Going through the data below, find how many lines include the word "significant", and reply with that number alone.
[Material for this exercise Boundary: Start]
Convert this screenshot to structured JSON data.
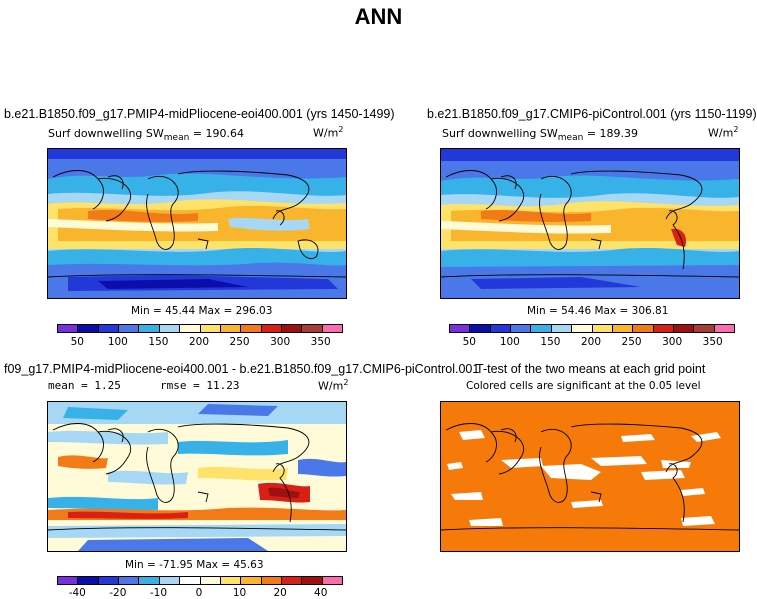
{
  "title": "ANN",
  "panels": {
    "p1": {
      "title": "b.e21.B1850.f09_g17.PMIP4-midPliocene-eoi400.001 (yrs 1450-1499)",
      "var_label": "Surf downwelling SW",
      "stat_label": "mean",
      "stat_value": "= 190.64",
      "units": "W/m",
      "units_exp": "2",
      "minmax": "Min =  45.44 Max = 296.03"
    },
    "p2": {
      "title": "b.e21.B1850.f09_g17.CMIP6-piControl.001 (yrs 1150-1199)",
      "var_label": "Surf downwelling SW",
      "stat_label": "mean",
      "stat_value": "= 189.39",
      "units": "W/m",
      "units_exp": "2",
      "minmax": "Min =  54.46 Max = 306.81"
    },
    "p3": {
      "title": "f09_g17.PMIP4-midPliocene-eoi400.001 - b.e21.B1850.f09_g17.CMIP6-piControl.001",
      "mean_text": "mean =   1.25",
      "rmse_text": "rmse =  11.23",
      "units": "W/m",
      "units_exp": "2",
      "minmax": "Min = -71.95 Max =  45.63"
    },
    "p4": {
      "title": "T-test of the two means at each grid point",
      "subtitle": "Colored cells are significant at the 0.05 level"
    }
  },
  "colors": {
    "abs_scale": [
      "#7a2ee0",
      "#0b0ea8",
      "#2238d8",
      "#4a78e8",
      "#37b2e8",
      "#a6d8f6",
      "#fffbd8",
      "#ffe26a",
      "#f9b52c",
      "#f27a17",
      "#d82014",
      "#a01010",
      "#a83a3a",
      "#ff69b4"
    ],
    "diff_scale": [
      "#7a2ee0",
      "#0b0ea8",
      "#2238d8",
      "#4a78e8",
      "#37b2e8",
      "#a6d8f6",
      "#ffffff",
      "#fffbd8",
      "#ffe26a",
      "#f9b52c",
      "#f27a17",
      "#d82014",
      "#a01010",
      "#ff69b4"
    ],
    "ttest": "#f57a0a"
  },
  "chart_data": [
    {
      "type": "heatmap",
      "title": "b.e21.B1850.f09_g17.PMIP4-midPliocene-eoi400.001 (yrs 1450-1499)",
      "variable": "Surf downwelling SW",
      "units": "W/m2",
      "mean": 190.64,
      "min": 45.44,
      "max": 296.03,
      "levels": [
        25,
        50,
        75,
        100,
        125,
        150,
        175,
        200,
        225,
        250,
        275,
        300,
        325,
        350
      ],
      "colorbar_ticks": [
        "50",
        "100",
        "150",
        "200",
        "250",
        "300",
        "350"
      ]
    },
    {
      "type": "heatmap",
      "title": "b.e21.B1850.f09_g17.CMIP6-piControl.001 (yrs 1150-1199)",
      "variable": "Surf downwelling SW",
      "units": "W/m2",
      "mean": 189.39,
      "min": 54.46,
      "max": 306.81,
      "levels": [
        25,
        50,
        75,
        100,
        125,
        150,
        175,
        200,
        225,
        250,
        275,
        300,
        325,
        350
      ],
      "colorbar_ticks": [
        "50",
        "100",
        "150",
        "200",
        "250",
        "300",
        "350"
      ]
    },
    {
      "type": "heatmap",
      "title": "f09_g17.PMIP4-midPliocene-eoi400.001 - b.e21.B1850.f09_g17.CMIP6-piControl.001",
      "units": "W/m2",
      "mean": 1.25,
      "rmse": 11.23,
      "min": -71.95,
      "max": 45.63,
      "levels": [
        -50,
        -40,
        -30,
        -20,
        -15,
        -10,
        -5,
        0,
        5,
        10,
        15,
        20,
        30,
        40,
        50
      ],
      "colorbar_ticks": [
        "-40",
        "-20",
        "-10",
        "0",
        "10",
        "20",
        "40"
      ]
    },
    {
      "type": "heatmap",
      "title": "T-test of the two means at each grid point",
      "subtitle": "Colored cells are significant at the 0.05 level",
      "significance_level": 0.05
    }
  ]
}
[Material for this exercise Boundary: End]
Solution to this problem ::
2